• RECORDS FOR THE TASK:
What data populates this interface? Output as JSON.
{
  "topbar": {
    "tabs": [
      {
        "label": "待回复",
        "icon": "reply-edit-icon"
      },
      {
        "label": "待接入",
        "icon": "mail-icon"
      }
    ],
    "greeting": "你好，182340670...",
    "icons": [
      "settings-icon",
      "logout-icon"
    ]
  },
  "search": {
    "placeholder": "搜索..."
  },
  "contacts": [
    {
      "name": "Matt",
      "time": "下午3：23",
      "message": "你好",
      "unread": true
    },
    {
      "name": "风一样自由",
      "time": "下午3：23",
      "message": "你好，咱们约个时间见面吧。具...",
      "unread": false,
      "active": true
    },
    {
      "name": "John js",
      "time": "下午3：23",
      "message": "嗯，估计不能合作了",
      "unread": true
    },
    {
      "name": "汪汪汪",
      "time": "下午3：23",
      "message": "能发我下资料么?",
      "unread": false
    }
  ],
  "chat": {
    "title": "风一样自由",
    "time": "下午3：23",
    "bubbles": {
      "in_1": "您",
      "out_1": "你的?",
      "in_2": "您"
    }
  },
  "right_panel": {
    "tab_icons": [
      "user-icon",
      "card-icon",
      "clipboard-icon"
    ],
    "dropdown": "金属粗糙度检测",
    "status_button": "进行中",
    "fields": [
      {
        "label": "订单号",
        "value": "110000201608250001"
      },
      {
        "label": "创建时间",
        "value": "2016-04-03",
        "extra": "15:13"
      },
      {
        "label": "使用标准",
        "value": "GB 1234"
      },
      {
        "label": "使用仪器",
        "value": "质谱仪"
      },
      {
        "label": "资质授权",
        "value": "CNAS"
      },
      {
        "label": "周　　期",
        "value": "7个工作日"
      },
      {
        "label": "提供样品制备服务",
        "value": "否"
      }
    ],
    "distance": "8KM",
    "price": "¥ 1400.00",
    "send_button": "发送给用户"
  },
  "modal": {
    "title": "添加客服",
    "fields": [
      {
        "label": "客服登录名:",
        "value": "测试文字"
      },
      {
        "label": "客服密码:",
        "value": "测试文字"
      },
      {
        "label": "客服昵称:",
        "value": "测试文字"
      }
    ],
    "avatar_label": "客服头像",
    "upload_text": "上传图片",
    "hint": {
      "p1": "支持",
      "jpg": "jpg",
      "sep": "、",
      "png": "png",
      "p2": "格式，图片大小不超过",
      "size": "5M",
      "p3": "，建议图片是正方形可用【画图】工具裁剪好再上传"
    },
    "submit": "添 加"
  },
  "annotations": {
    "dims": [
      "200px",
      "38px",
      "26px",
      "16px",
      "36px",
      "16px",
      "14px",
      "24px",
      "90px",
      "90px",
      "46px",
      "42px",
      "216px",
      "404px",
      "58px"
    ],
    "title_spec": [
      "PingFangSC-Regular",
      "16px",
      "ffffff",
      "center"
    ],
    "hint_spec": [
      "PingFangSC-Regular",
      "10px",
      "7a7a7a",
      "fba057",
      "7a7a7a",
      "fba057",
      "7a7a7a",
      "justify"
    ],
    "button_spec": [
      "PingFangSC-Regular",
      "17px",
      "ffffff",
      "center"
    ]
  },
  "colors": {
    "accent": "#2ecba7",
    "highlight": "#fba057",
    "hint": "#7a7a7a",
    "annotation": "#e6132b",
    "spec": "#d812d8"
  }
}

• YOUR TASK:
Give only the number of lines that include the word "value".

• RESPONSE FOR THIS EXERCISE:
10